* [Records shown]

(begin)

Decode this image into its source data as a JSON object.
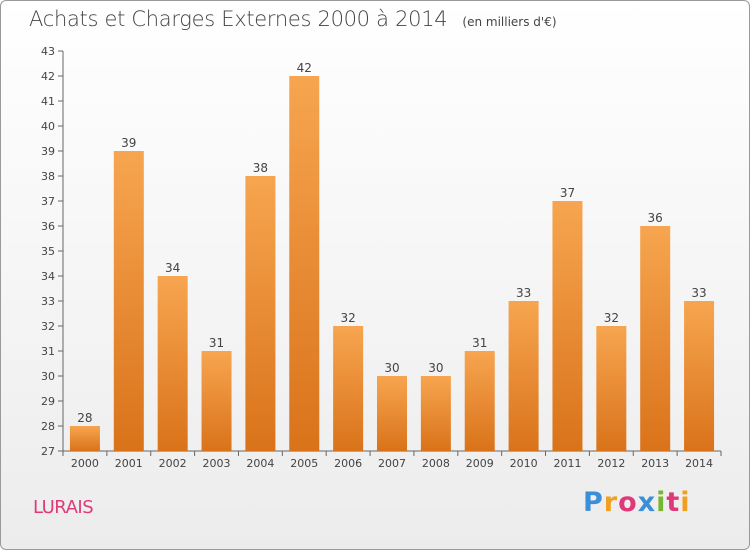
{
  "chart_data": {
    "type": "bar",
    "title": "Achats et Charges Externes 2000 à 2014",
    "subtitle": "(en milliers d'€)",
    "categories": [
      "2000",
      "2001",
      "2002",
      "2003",
      "2004",
      "2005",
      "2006",
      "2007",
      "2008",
      "2009",
      "2010",
      "2011",
      "2012",
      "2013",
      "2014"
    ],
    "values": [
      28,
      39,
      34,
      31,
      38,
      42,
      32,
      30,
      30,
      31,
      33,
      37,
      32,
      36,
      33
    ],
    "ylim": [
      27,
      43
    ],
    "yticks": [
      "27",
      "28",
      "29",
      "30",
      "31",
      "32",
      "33",
      "34",
      "35",
      "36",
      "37",
      "38",
      "39",
      "40",
      "41",
      "42",
      "43"
    ],
    "grid": false,
    "bar_color": "#f08a24",
    "bar_color_light": "#f7a550"
  },
  "footer": {
    "town": "LURAIS",
    "town_color": "#e0397a",
    "brand_letters": [
      "P",
      "r",
      "o",
      "x",
      "i",
      "t",
      "i"
    ],
    "brand_colors": [
      "#3a8fd8",
      "#f0a020",
      "#e0397a",
      "#3a8fd8",
      "#78b530",
      "#e0397a",
      "#f0a020"
    ]
  }
}
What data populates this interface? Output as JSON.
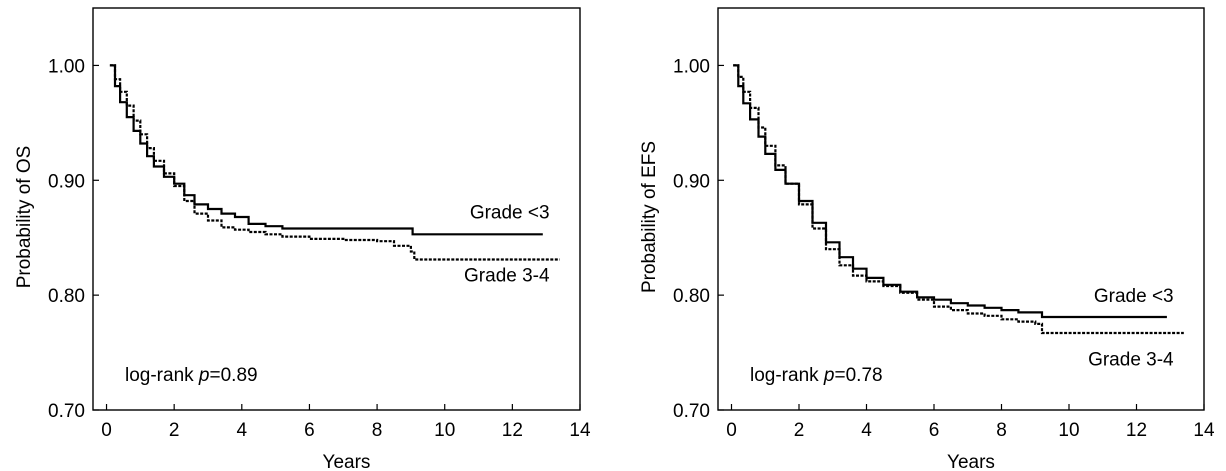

(end)

* [Exercise details] Work out how many lines of the data hold the string "this". Reply with that number alone.

* [The result] 2